TEXT EXCERPT >>
= = = = =

The WA AustCyber Innovation Hub has strong linkages with private sector cyber companies, industry associations and government agencies across the state to ensure the message of cyber awareness is spread and amplified. The Australian Cyber Security Centre offers COVID-19 Threat Updates is also a reliable source of information throughout the pandemic for SMEs.
AustCyber recognises that Defence provides many opportunities for sovereign cyber security companies. This year, AustCyber is involved with the MilCis 2020 conference and expo to be held in Canberra in November in support of Team Defence Australia for missions and cyber-focussed delegations to strategic global markets. Support will also continue for the Centre for Defence Industry Capability in their Global Supply Chain Program.
The WA AustCyber Hub has also partnered with ECU since 2018 to relaunch the Cyber Check Me program to assist small businesses and not-for-profits with their basic cybersecurity safeguards. Foundation partners include the Cities of Joondalup and Wanneroo and North Metropolitan TAFE. Advice is provided in line with the Essential 8 Cyber Mitigation Strategies which provides easily understood cyber hygiene practices.
A small cyber army of predominantly second year computer science students with a major in cybersecurity and Advanced Diploma students from North Metropolitan TAFE deliver the program through pop-ups at industry events (pre-COVID) with a migration now to online consultations with businesses.
Practising Cyber Hygiene
Further, here are some simple steps that defence industry SMEs could take to protect their business from cybercrime:
- Baseline cyber hygiene should emphasise:
- strong passwords for all devices and for your home WIFI,
- having a reliable VPN technology installed to secure remote connections,
- checking the software you use is patched with the latest versions and updates.

= = = = =

RECORD EXCERPTS >>
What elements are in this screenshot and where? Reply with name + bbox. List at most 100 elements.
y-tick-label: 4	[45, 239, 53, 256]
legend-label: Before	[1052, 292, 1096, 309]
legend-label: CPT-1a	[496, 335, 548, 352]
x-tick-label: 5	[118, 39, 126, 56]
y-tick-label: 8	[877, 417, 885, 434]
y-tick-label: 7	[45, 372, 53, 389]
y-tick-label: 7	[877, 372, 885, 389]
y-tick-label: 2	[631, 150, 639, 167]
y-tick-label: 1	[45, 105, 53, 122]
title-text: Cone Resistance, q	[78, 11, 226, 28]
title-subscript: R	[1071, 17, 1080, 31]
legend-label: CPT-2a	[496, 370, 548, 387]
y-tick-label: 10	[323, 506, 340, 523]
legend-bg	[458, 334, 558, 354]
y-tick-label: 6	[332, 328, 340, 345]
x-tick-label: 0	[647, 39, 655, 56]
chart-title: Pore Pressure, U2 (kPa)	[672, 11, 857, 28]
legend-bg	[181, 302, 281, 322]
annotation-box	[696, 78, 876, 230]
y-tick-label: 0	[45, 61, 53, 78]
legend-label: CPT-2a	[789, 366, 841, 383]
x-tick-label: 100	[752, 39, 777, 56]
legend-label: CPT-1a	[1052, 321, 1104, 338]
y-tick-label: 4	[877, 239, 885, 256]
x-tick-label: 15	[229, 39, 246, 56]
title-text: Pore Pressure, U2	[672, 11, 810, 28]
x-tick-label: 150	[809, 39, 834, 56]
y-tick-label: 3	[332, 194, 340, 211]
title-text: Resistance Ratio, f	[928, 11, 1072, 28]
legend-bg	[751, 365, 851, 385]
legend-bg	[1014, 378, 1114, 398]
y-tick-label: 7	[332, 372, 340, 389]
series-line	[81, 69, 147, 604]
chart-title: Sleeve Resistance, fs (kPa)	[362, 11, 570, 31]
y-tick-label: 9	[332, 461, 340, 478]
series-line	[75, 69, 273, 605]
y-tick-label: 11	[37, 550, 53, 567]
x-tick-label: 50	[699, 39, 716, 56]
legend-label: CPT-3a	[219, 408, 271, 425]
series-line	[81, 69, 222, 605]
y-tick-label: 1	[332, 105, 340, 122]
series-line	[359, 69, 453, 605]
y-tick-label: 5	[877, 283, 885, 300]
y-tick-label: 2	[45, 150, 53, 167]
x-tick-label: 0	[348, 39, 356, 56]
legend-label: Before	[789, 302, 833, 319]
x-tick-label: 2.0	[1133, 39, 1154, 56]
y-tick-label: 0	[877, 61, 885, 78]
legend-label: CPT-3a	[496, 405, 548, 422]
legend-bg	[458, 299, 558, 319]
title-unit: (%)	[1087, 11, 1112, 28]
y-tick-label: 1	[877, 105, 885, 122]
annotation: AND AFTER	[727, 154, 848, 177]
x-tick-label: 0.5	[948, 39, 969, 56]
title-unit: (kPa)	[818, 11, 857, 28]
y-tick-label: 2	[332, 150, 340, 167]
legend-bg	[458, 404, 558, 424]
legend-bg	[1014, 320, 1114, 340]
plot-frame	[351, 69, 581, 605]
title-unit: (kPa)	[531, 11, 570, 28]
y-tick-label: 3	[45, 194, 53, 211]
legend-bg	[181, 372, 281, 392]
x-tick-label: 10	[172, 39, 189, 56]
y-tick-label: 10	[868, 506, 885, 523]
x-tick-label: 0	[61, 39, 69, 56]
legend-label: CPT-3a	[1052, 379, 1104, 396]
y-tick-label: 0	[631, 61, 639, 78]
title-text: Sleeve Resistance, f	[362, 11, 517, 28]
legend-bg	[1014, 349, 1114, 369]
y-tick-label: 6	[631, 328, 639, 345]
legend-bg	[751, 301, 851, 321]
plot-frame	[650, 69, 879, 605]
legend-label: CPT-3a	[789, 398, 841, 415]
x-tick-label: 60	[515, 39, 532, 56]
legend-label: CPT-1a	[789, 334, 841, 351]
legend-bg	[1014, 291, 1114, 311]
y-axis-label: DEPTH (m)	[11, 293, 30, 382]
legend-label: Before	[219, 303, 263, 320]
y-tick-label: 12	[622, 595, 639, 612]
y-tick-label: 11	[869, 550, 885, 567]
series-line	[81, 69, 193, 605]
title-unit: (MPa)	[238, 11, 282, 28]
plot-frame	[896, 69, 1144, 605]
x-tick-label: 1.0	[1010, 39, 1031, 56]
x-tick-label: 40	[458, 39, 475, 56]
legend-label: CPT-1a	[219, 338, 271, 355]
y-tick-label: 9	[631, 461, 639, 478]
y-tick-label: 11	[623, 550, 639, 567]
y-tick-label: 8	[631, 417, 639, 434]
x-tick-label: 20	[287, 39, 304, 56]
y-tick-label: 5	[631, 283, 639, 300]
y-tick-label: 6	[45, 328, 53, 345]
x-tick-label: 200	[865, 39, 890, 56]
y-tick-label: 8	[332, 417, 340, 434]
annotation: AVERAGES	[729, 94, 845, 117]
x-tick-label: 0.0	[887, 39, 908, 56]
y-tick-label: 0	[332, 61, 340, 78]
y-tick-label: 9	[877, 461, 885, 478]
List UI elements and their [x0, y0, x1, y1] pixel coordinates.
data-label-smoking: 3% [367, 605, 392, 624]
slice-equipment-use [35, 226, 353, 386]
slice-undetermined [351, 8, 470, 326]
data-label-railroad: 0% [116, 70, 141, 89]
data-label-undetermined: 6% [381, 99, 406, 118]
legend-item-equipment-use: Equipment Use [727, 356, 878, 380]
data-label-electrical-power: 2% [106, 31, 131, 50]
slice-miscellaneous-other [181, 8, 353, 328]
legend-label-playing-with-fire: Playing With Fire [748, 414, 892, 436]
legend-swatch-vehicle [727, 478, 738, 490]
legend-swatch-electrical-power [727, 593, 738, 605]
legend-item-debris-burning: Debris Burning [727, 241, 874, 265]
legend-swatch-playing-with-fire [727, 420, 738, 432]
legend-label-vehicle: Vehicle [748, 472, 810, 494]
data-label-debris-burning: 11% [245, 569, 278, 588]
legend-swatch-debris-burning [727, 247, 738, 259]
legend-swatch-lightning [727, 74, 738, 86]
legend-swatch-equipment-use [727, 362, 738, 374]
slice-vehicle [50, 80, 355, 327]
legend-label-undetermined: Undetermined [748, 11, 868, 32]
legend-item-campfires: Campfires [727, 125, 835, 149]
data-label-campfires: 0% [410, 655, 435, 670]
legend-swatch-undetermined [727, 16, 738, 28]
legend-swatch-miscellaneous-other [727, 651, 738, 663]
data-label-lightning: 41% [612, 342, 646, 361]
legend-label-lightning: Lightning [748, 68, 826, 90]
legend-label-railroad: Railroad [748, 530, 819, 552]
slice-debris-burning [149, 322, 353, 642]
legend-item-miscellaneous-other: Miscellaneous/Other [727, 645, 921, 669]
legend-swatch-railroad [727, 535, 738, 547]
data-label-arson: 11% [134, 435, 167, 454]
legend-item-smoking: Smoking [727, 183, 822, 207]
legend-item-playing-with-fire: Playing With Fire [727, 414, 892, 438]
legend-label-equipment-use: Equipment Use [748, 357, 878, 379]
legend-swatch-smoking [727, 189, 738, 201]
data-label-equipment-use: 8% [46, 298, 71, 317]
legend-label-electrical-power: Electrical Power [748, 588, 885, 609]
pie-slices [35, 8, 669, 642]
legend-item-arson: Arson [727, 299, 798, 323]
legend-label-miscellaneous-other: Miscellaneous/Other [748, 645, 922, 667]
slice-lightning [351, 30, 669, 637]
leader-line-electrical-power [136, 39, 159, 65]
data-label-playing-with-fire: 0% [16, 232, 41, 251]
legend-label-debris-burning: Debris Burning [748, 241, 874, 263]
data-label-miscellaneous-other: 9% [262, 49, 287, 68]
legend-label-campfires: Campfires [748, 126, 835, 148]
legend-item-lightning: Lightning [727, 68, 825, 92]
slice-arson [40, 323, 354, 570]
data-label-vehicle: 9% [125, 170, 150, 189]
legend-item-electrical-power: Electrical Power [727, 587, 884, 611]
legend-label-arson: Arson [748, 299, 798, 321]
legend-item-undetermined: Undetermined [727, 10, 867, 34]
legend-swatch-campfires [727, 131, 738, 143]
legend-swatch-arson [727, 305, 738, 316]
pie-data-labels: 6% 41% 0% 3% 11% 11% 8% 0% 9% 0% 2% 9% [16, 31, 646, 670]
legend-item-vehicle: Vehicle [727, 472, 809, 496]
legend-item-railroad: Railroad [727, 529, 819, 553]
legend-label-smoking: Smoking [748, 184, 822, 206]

= = = = =

WHAT YOU NEED TO DO >>
1 - According to the AustCyber text, who are the foundation partners of the Cyber Check Me program?
2 - Pick up the AustCyber text after its last line and keep it going.
The records have no connection to the AustCyber text.

SOLVED PROBLEMS >>
1 - The Cities of Joondalup and Wanneroo and North Metropolitan TAFE.

2 -
- Be aware that cyber-attacks are rising in the COVID-19 era and ensure that emails and texts are from reputable sources before you choose to respond or act.
- Be aware of Multi-Factor Authentication and set up if you are able.
- Make sure that key staff members can be reached instantly if a critical decision needs to be made if there is an incident or breach.
- Consider what you would do in the event of an incident and who you would call for assistance.
The COVID-19 global pandemic has created a new environment that almost solely relies on trusted digital interactions. Business continuity now firmly lies within the context of a risk posture and framework. The nature, type and volume of cyber attacks has increased and will continue to increase into the foreseeable future. Cyber attacks will rely on users becoming fatigued with controls, permissions and safeguards. Therefore the defence industry must be aware of the sources of truth they access to remedy any cyber challenges they face. AustCyber and organisations like it offer up-to-date free advice and links to Australian organisations and technologies that can navigate businesses through this transition time.
Disclaimer: The views expressed in this article are that of the author’s only, and do not necessarily represent the views of WA DEFENCE REVIEW.